'''

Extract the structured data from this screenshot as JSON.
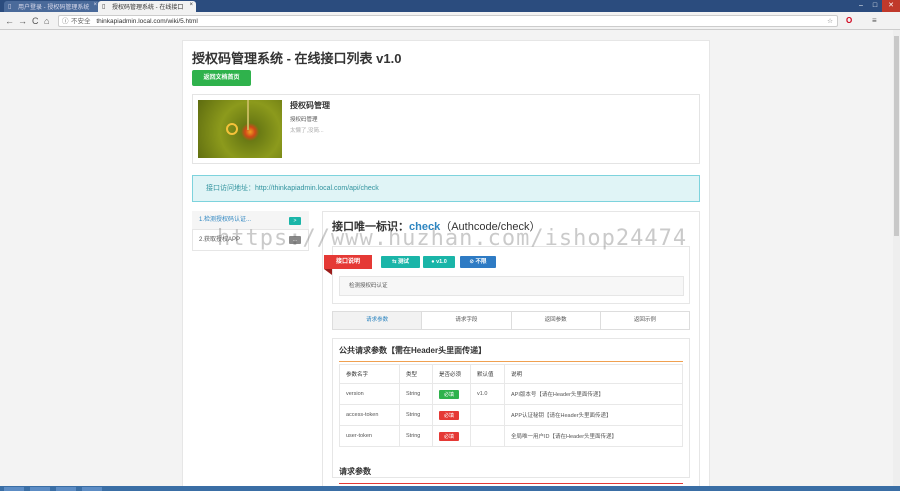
{
  "browser": {
    "tabs": [
      {
        "label": "用户登录 - 授权码管理系统"
      },
      {
        "label": "授权码管理系统 - 在线接口"
      }
    ],
    "url": "thinkapiadmin.local.com/wiki/5.html",
    "security_label": "不安全",
    "nav": {
      "back": "←",
      "forward": "→",
      "reload": "C",
      "home": "⌂"
    },
    "window_controls": {
      "minimize": "–",
      "maximize": "□",
      "close": "✕"
    },
    "tab_icon": "▯",
    "tab_close": "×",
    "bookmark_icon": "☆",
    "opera_icon": "O",
    "menu_icon": "≡",
    "info_icon": "ⓘ"
  },
  "page": {
    "title": "授权码管理系统 - 在线接口列表 v1.0",
    "home_button": "返回文档首页",
    "app_card": {
      "name": "授权码管理",
      "subtitle": "授权码管理",
      "more": "太懒了,没简..."
    },
    "api_address": "接口访问地址：http://thinkapiadmin.local.com/api/check",
    "sidebar": [
      {
        "label": "1.检测授权码认证...",
        "badge": ">"
      },
      {
        "label": "2.获取授权APP",
        "badge": "..."
      }
    ],
    "api": {
      "title_prefix": "接口唯一标识：",
      "code": "check",
      "path": "（Authcode/check）",
      "ribbon": "接口说明",
      "tags": [
        "⇆ 测试",
        "● v1.0",
        "⊘ 不限"
      ],
      "description": "检测授权码认证"
    },
    "tabs": [
      "请求参数",
      "请求字段",
      "返回参数",
      "返回示例"
    ],
    "public_params": {
      "title": "公共请求参数【需在Header头里面传递】",
      "headers": [
        "参数名字",
        "类型",
        "是否必须",
        "默认值",
        "说明"
      ],
      "rows": [
        {
          "name": "version",
          "type": "String",
          "required": "必填",
          "default": "v1.0",
          "desc": "API版本号【请在Header头里面传递】"
        },
        {
          "name": "access-token",
          "type": "String",
          "required": "必填",
          "default": "",
          "desc": "APP认证秘钥【请在Header头里面传递】"
        },
        {
          "name": "user-token",
          "type": "String",
          "required": "必填",
          "default": "",
          "desc": "全局唯一用户ID【请在Header头里面传递】"
        }
      ]
    },
    "request_params": {
      "title": "请求参数"
    }
  },
  "watermark": "https://www.huzhan.com/ishop24474",
  "colors": {
    "primary": "#2e86c1",
    "success": "#2fb24c",
    "danger": "#e53935",
    "teal": "#1ab5a8",
    "info_bg": "#e0f4f6"
  }
}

'''

Stated goal -
Images in the records should not be copied. Repeat all the rest exactly.

Answer to this problem -
Extract the structured data from this screenshot as JSON.
{
  "browser": {
    "tabs": [
      {
        "label": "用户登录 - 授权码管理系统"
      },
      {
        "label": "授权码管理系统 - 在线接口"
      }
    ],
    "url": "thinkapiadmin.local.com/wiki/5.html",
    "security_label": "不安全",
    "nav": {
      "back": "←",
      "forward": "→",
      "reload": "C",
      "home": "⌂"
    },
    "window_controls": {
      "minimize": "–",
      "maximize": "□",
      "close": "✕"
    },
    "tab_icon": "▯",
    "tab_close": "×",
    "bookmark_icon": "☆",
    "opera_icon": "O",
    "menu_icon": "≡",
    "info_icon": "ⓘ"
  },
  "page": {
    "title": "授权码管理系统 - 在线接口列表 v1.0",
    "home_button": "返回文档首页",
    "app_card": {
      "name": "授权码管理",
      "subtitle": "授权码管理",
      "more": "太懒了,没简..."
    },
    "api_address": "接口访问地址：http://thinkapiadmin.local.com/api/check",
    "sidebar": [
      {
        "label": "1.检测授权码认证...",
        "badge": ">"
      },
      {
        "label": "2.获取授权APP",
        "badge": "..."
      }
    ],
    "api": {
      "title_prefix": "接口唯一标识：",
      "code": "check",
      "path": "（Authcode/check）",
      "ribbon": "接口说明",
      "tags": [
        "⇆ 测试",
        "● v1.0",
        "⊘ 不限"
      ],
      "description": "检测授权码认证"
    },
    "tabs": [
      "请求参数",
      "请求字段",
      "返回参数",
      "返回示例"
    ],
    "public_params": {
      "title": "公共请求参数【需在Header头里面传递】",
      "headers": [
        "参数名字",
        "类型",
        "是否必须",
        "默认值",
        "说明"
      ],
      "rows": [
        {
          "name": "version",
          "type": "String",
          "required": "必填",
          "default": "v1.0",
          "desc": "API版本号【请在Header头里面传递】"
        },
        {
          "name": "access-token",
          "type": "String",
          "required": "必填",
          "default": "",
          "desc": "APP认证秘钥【请在Header头里面传递】"
        },
        {
          "name": "user-token",
          "type": "String",
          "required": "必填",
          "default": "",
          "desc": "全局唯一用户ID【请在Header头里面传递】"
        }
      ]
    },
    "request_params": {
      "title": "请求参数"
    }
  },
  "watermark": "https://www.huzhan.com/ishop24474",
  "colors": {
    "primary": "#2e86c1",
    "success": "#2fb24c",
    "danger": "#e53935",
    "teal": "#1ab5a8",
    "info_bg": "#e0f4f6"
  }
}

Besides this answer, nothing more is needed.